→ What you have to do
Return the listing word for word, as given.

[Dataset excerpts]
--- --- ---
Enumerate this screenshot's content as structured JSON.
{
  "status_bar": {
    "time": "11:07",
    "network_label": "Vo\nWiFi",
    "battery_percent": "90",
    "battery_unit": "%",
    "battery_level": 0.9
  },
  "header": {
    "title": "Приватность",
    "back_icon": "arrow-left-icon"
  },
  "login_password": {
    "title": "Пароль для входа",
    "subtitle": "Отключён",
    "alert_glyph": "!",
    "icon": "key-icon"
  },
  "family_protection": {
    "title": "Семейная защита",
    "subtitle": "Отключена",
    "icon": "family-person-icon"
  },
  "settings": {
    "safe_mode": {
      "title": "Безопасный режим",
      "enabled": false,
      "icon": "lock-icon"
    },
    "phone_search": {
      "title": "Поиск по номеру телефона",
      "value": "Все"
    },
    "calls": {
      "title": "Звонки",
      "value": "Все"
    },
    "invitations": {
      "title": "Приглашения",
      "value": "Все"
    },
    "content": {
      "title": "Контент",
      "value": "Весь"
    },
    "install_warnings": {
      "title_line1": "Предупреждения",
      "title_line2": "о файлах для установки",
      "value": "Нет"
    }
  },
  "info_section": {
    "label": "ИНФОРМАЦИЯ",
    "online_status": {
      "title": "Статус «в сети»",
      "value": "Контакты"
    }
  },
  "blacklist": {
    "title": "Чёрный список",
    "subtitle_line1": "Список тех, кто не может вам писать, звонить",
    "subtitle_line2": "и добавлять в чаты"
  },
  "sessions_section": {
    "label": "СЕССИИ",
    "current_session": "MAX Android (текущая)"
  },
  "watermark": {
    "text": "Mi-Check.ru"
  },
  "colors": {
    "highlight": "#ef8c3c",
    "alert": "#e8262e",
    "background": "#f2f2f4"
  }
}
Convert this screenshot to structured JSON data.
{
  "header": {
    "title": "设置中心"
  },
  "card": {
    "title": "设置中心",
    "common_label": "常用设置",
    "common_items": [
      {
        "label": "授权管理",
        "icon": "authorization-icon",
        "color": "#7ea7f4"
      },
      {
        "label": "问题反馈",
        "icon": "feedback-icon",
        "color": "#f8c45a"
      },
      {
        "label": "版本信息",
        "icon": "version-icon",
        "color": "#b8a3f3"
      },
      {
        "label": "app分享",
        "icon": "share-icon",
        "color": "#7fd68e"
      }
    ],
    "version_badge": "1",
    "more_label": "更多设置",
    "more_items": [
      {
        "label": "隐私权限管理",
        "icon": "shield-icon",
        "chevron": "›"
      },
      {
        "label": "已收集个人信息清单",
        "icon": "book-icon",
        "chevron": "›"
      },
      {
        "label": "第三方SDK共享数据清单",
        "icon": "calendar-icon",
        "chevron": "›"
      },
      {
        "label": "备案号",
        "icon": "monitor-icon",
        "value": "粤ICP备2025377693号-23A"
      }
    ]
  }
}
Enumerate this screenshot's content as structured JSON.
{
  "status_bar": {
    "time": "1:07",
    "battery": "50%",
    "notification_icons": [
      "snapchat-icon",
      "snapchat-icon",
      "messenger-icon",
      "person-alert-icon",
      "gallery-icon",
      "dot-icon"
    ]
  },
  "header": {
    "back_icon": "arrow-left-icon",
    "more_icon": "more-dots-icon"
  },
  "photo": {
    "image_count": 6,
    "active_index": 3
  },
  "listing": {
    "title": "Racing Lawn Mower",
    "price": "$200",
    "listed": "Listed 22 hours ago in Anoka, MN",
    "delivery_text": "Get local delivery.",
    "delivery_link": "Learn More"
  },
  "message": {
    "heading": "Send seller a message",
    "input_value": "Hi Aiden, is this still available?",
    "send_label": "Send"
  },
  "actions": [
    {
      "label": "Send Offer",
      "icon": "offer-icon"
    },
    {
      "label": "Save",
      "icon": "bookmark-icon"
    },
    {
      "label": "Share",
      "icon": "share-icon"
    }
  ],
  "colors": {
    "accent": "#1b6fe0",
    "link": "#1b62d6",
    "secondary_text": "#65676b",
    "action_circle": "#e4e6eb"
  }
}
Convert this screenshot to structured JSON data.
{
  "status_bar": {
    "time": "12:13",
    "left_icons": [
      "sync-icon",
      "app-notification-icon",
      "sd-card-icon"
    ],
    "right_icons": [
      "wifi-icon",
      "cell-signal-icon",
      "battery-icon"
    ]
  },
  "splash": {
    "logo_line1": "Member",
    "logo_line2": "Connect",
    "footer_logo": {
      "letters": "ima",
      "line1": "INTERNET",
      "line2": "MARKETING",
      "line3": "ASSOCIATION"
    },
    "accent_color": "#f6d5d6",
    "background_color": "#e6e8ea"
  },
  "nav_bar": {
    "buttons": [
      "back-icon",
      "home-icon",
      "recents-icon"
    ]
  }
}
--- --- ---
→ Expected output
Enumerate this screenshot's content as structured JSON.
{
  "status_bar": {
    "time": "11:07",
    "network_label": "Vo\nWiFi",
    "battery_percent": "90",
    "battery_unit": "%",
    "battery_level": 0.9
  },
  "header": {
    "title": "Приватность",
    "back_icon": "arrow-left-icon"
  },
  "login_password": {
    "title": "Пароль для входа",
    "subtitle": "Отключён",
    "alert_glyph": "!",
    "icon": "key-icon"
  },
  "family_protection": {
    "title": "Семейная защита",
    "subtitle": "Отключена",
    "icon": "family-person-icon"
  },
  "settings": {
    "safe_mode": {
      "title": "Безопасный режим",
      "enabled": false,
      "icon": "lock-icon"
    },
    "phone_search": {
      "title": "Поиск по номеру телефона",
      "value": "Все"
    },
    "calls": {
      "title": "Звонки",
      "value": "Все"
    },
    "invitations": {
      "title": "Приглашения",
      "value": "Все"
    },
    "content": {
      "title": "Контент",
      "value": "Весь"
    },
    "install_warnings": {
      "title_line1": "Предупреждения",
      "title_line2": "о файлах для установки",
      "value": "Нет"
    }
  },
  "info_section": {
    "label": "ИНФОРМАЦИЯ",
    "online_status": {
      "title": "Статус «в сети»",
      "value": "Контакты"
    }
  },
  "blacklist": {
    "title": "Чёрный список",
    "subtitle_line1": "Список тех, кто не может вам писать, звонить",
    "subtitle_line2": "и добавлять в чаты"
  },
  "sessions_section": {
    "label": "СЕССИИ",
    "current_session": "MAX Android (текущая)"
  },
  "watermark": {
    "text": "Mi-Check.ru"
  },
  "colors": {
    "highlight": "#ef8c3c",
    "alert": "#e8262e",
    "background": "#f2f2f4"
  }
}
Convert this screenshot to structured JSON data.
{
  "header": {
    "title": "设置中心"
  },
  "card": {
    "title": "设置中心",
    "common_label": "常用设置",
    "common_items": [
      {
        "label": "授权管理",
        "icon": "authorization-icon",
        "color": "#7ea7f4"
      },
      {
        "label": "问题反馈",
        "icon": "feedback-icon",
        "color": "#f8c45a"
      },
      {
        "label": "版本信息",
        "icon": "version-icon",
        "color": "#b8a3f3"
      },
      {
        "label": "app分享",
        "icon": "share-icon",
        "color": "#7fd68e"
      }
    ],
    "version_badge": "1",
    "more_label": "更多设置",
    "more_items": [
      {
        "label": "隐私权限管理",
        "icon": "shield-icon",
        "chevron": "›"
      },
      {
        "label": "已收集个人信息清单",
        "icon": "book-icon",
        "chevron": "›"
      },
      {
        "label": "第三方SDK共享数据清单",
        "icon": "calendar-icon",
        "chevron": "›"
      },
      {
        "label": "备案号",
        "icon": "monitor-icon",
        "value": "粤ICP备2025377693号-23A"
      }
    ]
  }
}
Enumerate this screenshot's content as structured JSON.
{
  "status_bar": {
    "time": "1:07",
    "battery": "50%",
    "notification_icons": [
      "snapchat-icon",
      "snapchat-icon",
      "messenger-icon",
      "person-alert-icon",
      "gallery-icon",
      "dot-icon"
    ]
  },
  "header": {
    "back_icon": "arrow-left-icon",
    "more_icon": "more-dots-icon"
  },
  "photo": {
    "image_count": 6,
    "active_index": 3
  },
  "listing": {
    "title": "Racing Lawn Mower",
    "price": "$200",
    "listed": "Listed 22 hours ago in Anoka, MN",
    "delivery_text": "Get local delivery.",
    "delivery_link": "Learn More"
  },
  "message": {
    "heading": "Send seller a message",
    "input_value": "Hi Aiden, is this still available?",
    "send_label": "Send"
  },
  "actions": [
    {
      "label": "Send Offer",
      "icon": "offer-icon"
    },
    {
      "label": "Save",
      "icon": "bookmark-icon"
    },
    {
      "label": "Share",
      "icon": "share-icon"
    }
  ],
  "colors": {
    "accent": "#1b6fe0",
    "link": "#1b62d6",
    "secondary_text": "#65676b",
    "action_circle": "#e4e6eb"
  }
}
Convert this screenshot to structured JSON data.
{
  "status_bar": {
    "time": "12:13",
    "left_icons": [
      "sync-icon",
      "app-notification-icon",
      "sd-card-icon"
    ],
    "right_icons": [
      "wifi-icon",
      "cell-signal-icon",
      "battery-icon"
    ]
  },
  "splash": {
    "logo_line1": "Member",
    "logo_line2": "Connect",
    "footer_logo": {
      "letters": "ima",
      "line1": "INTERNET",
      "line2": "MARKETING",
      "line3": "ASSOCIATION"
    },
    "accent_color": "#f6d5d6",
    "background_color": "#e6e8ea"
  },
  "nav_bar": {
    "buttons": [
      "back-icon",
      "home-icon",
      "recents-icon"
    ]
  }
}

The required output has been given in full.